Cela fait écho aux préoccupations concernant la manière dont Firefox se différenciera à l'avenir. D'anciens employés de Firefox affirment que Mozilla devrait s'en tenir à une stratégie distincte pour son navigateur vedette. « Il s'agit essentiellement d'un navigateur plus optimisé pour la protection de la vie privée, mais en même temps, ils essaient d'en tirer plus d'utilité et d'en tirer des revenus en allant dans des directions différentes », a déclaré un ancien employé, citant les annonces de la barre de recherche comme un exemple parfait de priorités conflictuelles.
« Une fois perdus, les utilisateurs reviennent difficilement jusqu'à ce qu'il y ait une raison impérieuse. Et quelle serait cette raison impérieuse ? Je pense que Firefox doit vraiment relever le défi de trouver une position unique - non seulement dans les déclarations marketing, mais aussi dans son produit absolu - et d'aller dans une seule direction », déclare Bart Willemsen, analyste vice-président chargé de la protection de la vie privée chez Gartner. Willemsen dit qu'il est un utilisateur de Firefox depuis ses premiers jours. Pour Deckelmann, cependant, il est essentiel de rendre Firefox plus personnalisé.
Elle a expliqué que cela implique d'essayer d'augmenter les fonctionnalités du navigateur pour qu'il s'adapte au fait que les gens sont plus souvent en ligne. Par exemple, en 2021, Firefox a réorganisé sa page d'accueil pour permettre aux utilisateurs de reprendre des recherches précédemment abandonnées et des articles inachevés. Il a remanié son application Android et ajouté des fonctionnalités de son gestionnaire de mots de passe à l'application Firefox. Il a aussi mis l'accent sur les partenariats, notamment en collaborant récemment avec Meta, la société mère de Facebook, afin de promouvoir "une publicité plus respectueuse de la vie privée". L'initiative a été beaucoup critiquée.
•••••
**Consigne 1**
Recopie les enregistrements, de la ligne qui contient « option-c-analysis: C 项：该项指出 » jusqu'à celle qui contient « option-b-line: B. 高温的煎炸和漂烫会对大蒜素产生破坏，损失大蒜的营养 », en remplaçant « section-heading-label » par « heading-label » sans rien modifier d'autre.

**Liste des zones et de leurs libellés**
•••••
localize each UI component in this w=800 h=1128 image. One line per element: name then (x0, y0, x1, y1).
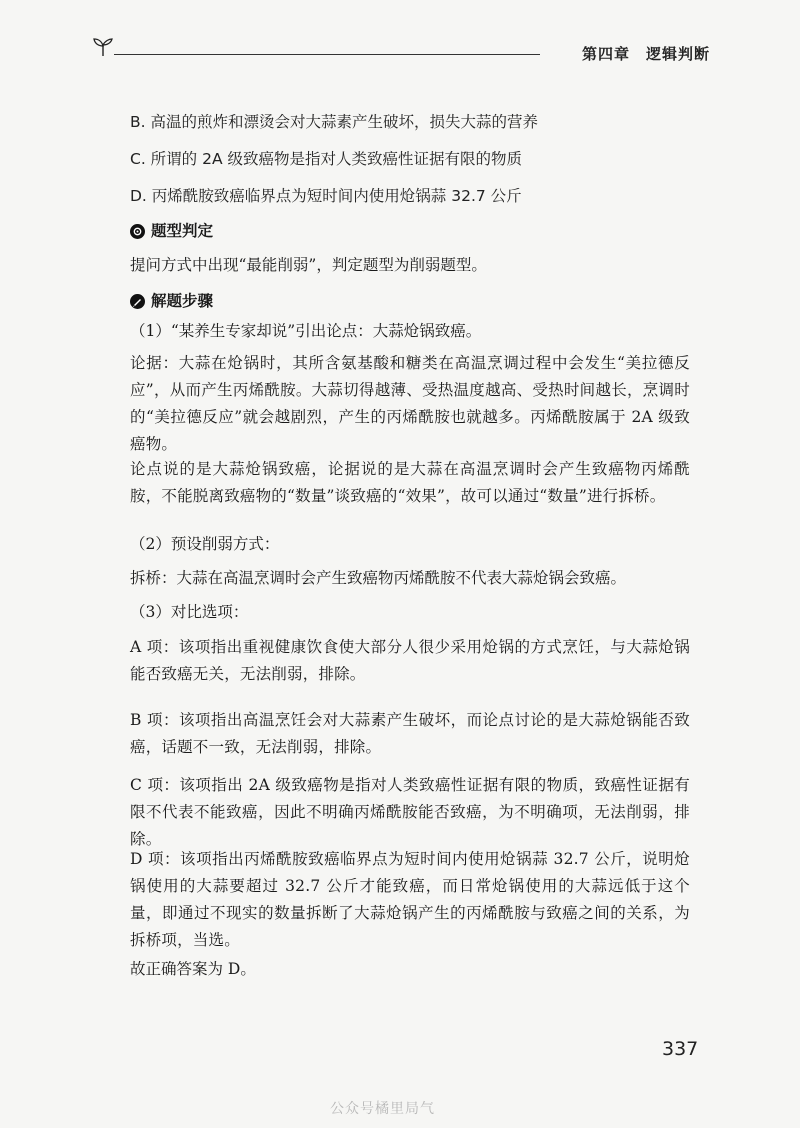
option-c-analysis: C 项：该项指出 2A 级致癌物是指对人类致癌性证据有限的物质，致癌性证据有限不代表不能致癌，因此不明确丙烯酰胺能否致癌，为不明确项，无法削弱，排除。 (130, 776, 690, 848)
evidence-paragraph: 论据：大蒜在炝锅时，其所含氨基酸和糖类在高温烹调过程中会发生“美拉德反应”，从而产生丙烯酰胺。大蒜切得越薄、受热温度越高、受热时间越长，烹调时的“美拉德反应”就会越剧烈，产生的丙烯酰胺也就越多。丙烯酰胺属于 2A 级致癌物。 (130, 354, 690, 453)
type-judgement-text: 提问方式中出现“最能削弱”，判定题型为削弱题型。 (130, 256, 487, 274)
step-2-text: （2）预设削弱方式： (130, 535, 280, 553)
sprout-icon (92, 36, 114, 58)
watermark: 公众号橘里局气 (330, 1101, 435, 1117)
section-heading-label: 解题步骤 (151, 292, 214, 310)
page-number: 337 (662, 1038, 699, 1060)
header-rule (114, 54, 540, 55)
analysis-paragraph: 论点说的是大蒜炝锅致癌，论据说的是大蒜在高温烹调时会产生致癌物丙烯酰胺，不能脱离致癌物的“数量”谈致癌的“效果”，故可以通过“数量”进行拆桥。 (130, 460, 690, 505)
pencil-icon (130, 294, 145, 309)
option-b-analysis: B 项：该项指出高温烹饪会对大蒜素产生破坏，而论点讨论的是大蒜炝锅能否致癌，话题不一致，无法削弱，排除。 (130, 711, 690, 756)
section-heading-label: 题型判定 (151, 222, 214, 240)
chapter-title: 第四章 逻辑判断 (581, 45, 710, 63)
page-header (92, 34, 710, 70)
step-3-text: （3）对比选项： (130, 603, 249, 621)
section-heading-steps (130, 290, 213, 312)
option-d-analysis: D 项：该项指出丙烯酰胺致癌临界点为短时间内使用炝锅蒜 32.7 公斤，说明炝锅使用的大蒜要超过 32.7 公斤才能致癌，而日常炝锅使用的大蒜远低于这个量，即通过不现实的数量拆断了大蒜炝锅产生的丙烯酰胺与致癌之间的关系，为拆桥项，当选。 (130, 850, 690, 949)
bridge-text: 拆桥：大蒜在高温烹调时会产生致癌物丙烯酰胺不代表大蒜炝锅会致癌。 (130, 569, 627, 587)
gear-icon (130, 224, 145, 239)
answer-text: 故正确答案为 D。 (130, 960, 256, 978)
step-1-text: （1）“某养生专家却说”引出论点：大蒜炝锅致癌。 (130, 322, 482, 340)
section-heading-type (130, 220, 213, 242)
option-b-line: B. 高温的煎炸和漂烫会对大蒜素产生破坏，损失大蒜的营养 (130, 113, 538, 131)
option-c-line: C. 所谓的 2A 级致癌物是指对人类致癌性证据有限的物质 (130, 150, 522, 168)
option-a-analysis: A 项：该项指出重视健康饮食使大部分人很少采用炝锅的方式烹饪，与大蒜炝锅能否致癌无关，无法削弱，排除。 (130, 638, 690, 683)
option-d-line: D. 丙烯酰胺致癌临界点为短时间内使用炝锅蒜 32.7 公斤 (130, 187, 522, 205)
•••••
**Consigne 2**
Dans le texte sur Firefox, pourquoi un ancien employé présente-t-il les annonces de la barre de recherche comme un exemple parfait de priorités conflictuelles ?

**Bonne réponse 1**
option-c-analysis: C 项：该项指出 2A 级致癌物是指对人类致癌性证据有限的物质，致癌性证据有限不代表不能致癌，因此不明确丙烯酰胺能否致癌，为不明确项，无法削弱，排除。 (130, 776, 690, 848)
evidence-paragraph: 论据：大蒜在炝锅时，其所含氨基酸和糖类在高温烹调过程中会发生“美拉德反应”，从而产生丙烯酰胺。大蒜切得越薄、受热温度越高、受热时间越长，烹调时的“美拉德反应”就会越剧烈，产生的丙烯酰胺也就越多。丙烯酰胺属于 2A 级致癌物。 (130, 354, 690, 453)
type-judgement-text: 提问方式中出现“最能削弱”，判定题型为削弱题型。 (130, 256, 487, 274)
step-2-text: （2）预设削弱方式： (130, 535, 280, 553)
sprout-icon (92, 36, 114, 58)
watermark: 公众号橘里局气 (330, 1101, 435, 1117)
heading-label: 解题步骤 (151, 292, 214, 310)
page-number: 337 (662, 1038, 699, 1060)
header-rule (114, 54, 540, 55)
analysis-paragraph: 论点说的是大蒜炝锅致癌，论据说的是大蒜在高温烹调时会产生致癌物丙烯酰胺，不能脱离致癌物的“数量”谈致癌的“效果”，故可以通过“数量”进行拆桥。 (130, 460, 690, 505)
pencil-icon (130, 294, 145, 309)
option-b-analysis: B 项：该项指出高温烹饪会对大蒜素产生破坏，而论点讨论的是大蒜炝锅能否致癌，话题不一致，无法削弱，排除。 (130, 711, 690, 756)
heading-label: 题型判定 (151, 222, 214, 240)
chapter-title: 第四章 逻辑判断 (581, 45, 710, 63)
page-header (92, 34, 710, 70)
step-3-text: （3）对比选项： (130, 603, 249, 621)
section-heading-steps (130, 290, 213, 312)
option-d-analysis: D 项：该项指出丙烯酰胺致癌临界点为短时间内使用炝锅蒜 32.7 公斤，说明炝锅使用的大蒜要超过 32.7 公斤才能致癌，而日常炝锅使用的大蒜远低于这个量，即通过不现实的数量拆断了大蒜炝锅产生的丙烯酰胺与致癌之间的关系，为拆桥项，当选。 (130, 850, 690, 949)
bridge-text: 拆桥：大蒜在高温烹调时会产生致癌物丙烯酰胺不代表大蒜炝锅会致癌。 (130, 569, 627, 587)
gear-icon (130, 224, 145, 239)
answer-text: 故正确答案为 D。 (130, 960, 256, 978)
step-1-text: （1）“某养生专家却说”引出论点：大蒜炝锅致癌。 (130, 322, 482, 340)
section-heading-type (130, 220, 213, 242)
option-b-line: B. 高温的煎炸和漂烫会对大蒜素产生破坏，损失大蒜的营养 (130, 113, 538, 131)

**Bonne réponse 2**
Pour cet ancien employé, Firefox est avant tout un navigateur optimisé pour la protection de la vie privée. Pourtant, Mozilla essaie en même temps d'en tirer plus d'utilité et des revenus en partant dans des directions différentes. Les annonces de la barre de recherche montrent ce tiraillement.